TASK STATEMENT →
Across the data below, how many lines hold "this"? Answer with that number and nothing else.

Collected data
-*-
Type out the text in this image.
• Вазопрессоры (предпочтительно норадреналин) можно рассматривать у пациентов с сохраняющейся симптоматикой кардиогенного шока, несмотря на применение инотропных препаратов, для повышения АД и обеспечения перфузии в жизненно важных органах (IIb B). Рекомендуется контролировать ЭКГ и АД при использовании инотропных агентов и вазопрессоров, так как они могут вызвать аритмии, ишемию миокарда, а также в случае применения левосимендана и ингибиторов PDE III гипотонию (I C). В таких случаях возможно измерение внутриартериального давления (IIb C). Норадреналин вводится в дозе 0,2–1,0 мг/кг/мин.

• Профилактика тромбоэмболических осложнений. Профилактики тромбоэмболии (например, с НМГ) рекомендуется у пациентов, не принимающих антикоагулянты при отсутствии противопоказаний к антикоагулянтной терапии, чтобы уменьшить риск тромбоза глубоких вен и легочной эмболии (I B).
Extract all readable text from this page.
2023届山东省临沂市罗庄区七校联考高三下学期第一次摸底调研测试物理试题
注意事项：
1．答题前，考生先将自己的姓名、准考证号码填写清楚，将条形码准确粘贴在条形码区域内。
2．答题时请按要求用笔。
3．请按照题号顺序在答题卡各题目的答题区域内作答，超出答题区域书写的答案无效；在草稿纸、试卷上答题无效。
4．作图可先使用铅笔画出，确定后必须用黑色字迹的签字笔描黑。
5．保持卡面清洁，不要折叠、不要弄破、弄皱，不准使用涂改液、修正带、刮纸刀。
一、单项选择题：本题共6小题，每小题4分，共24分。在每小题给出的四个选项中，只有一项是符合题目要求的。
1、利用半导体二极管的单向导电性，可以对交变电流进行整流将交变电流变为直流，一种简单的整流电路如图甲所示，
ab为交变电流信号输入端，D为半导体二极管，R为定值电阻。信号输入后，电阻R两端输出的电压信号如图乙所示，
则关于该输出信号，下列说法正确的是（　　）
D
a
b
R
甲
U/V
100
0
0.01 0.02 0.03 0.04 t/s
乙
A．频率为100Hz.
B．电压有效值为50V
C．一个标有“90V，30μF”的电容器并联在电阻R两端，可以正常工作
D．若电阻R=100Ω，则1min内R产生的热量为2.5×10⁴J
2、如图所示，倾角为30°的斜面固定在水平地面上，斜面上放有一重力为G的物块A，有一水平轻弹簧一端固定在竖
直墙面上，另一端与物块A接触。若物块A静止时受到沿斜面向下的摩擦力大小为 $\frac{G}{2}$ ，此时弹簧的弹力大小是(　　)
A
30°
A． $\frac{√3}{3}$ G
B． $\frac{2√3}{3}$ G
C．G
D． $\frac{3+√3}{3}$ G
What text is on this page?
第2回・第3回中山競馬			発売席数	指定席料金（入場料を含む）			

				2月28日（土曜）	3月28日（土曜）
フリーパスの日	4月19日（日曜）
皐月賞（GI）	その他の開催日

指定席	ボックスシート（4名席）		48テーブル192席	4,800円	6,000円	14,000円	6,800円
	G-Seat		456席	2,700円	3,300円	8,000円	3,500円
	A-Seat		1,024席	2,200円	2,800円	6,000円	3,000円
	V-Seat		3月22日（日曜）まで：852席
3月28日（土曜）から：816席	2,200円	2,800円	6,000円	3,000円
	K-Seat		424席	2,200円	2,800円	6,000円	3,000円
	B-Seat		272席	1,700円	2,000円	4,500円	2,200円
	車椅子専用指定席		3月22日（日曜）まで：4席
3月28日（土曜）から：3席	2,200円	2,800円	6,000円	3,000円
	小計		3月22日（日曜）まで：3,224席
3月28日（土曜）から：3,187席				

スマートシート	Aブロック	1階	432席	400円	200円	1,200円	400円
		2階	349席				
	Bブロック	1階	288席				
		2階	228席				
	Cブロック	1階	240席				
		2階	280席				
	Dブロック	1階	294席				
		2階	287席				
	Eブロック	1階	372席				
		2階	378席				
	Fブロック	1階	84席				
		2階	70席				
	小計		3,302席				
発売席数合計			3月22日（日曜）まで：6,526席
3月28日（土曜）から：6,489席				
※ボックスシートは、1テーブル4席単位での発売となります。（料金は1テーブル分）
-*-
FINAL RESULT →
3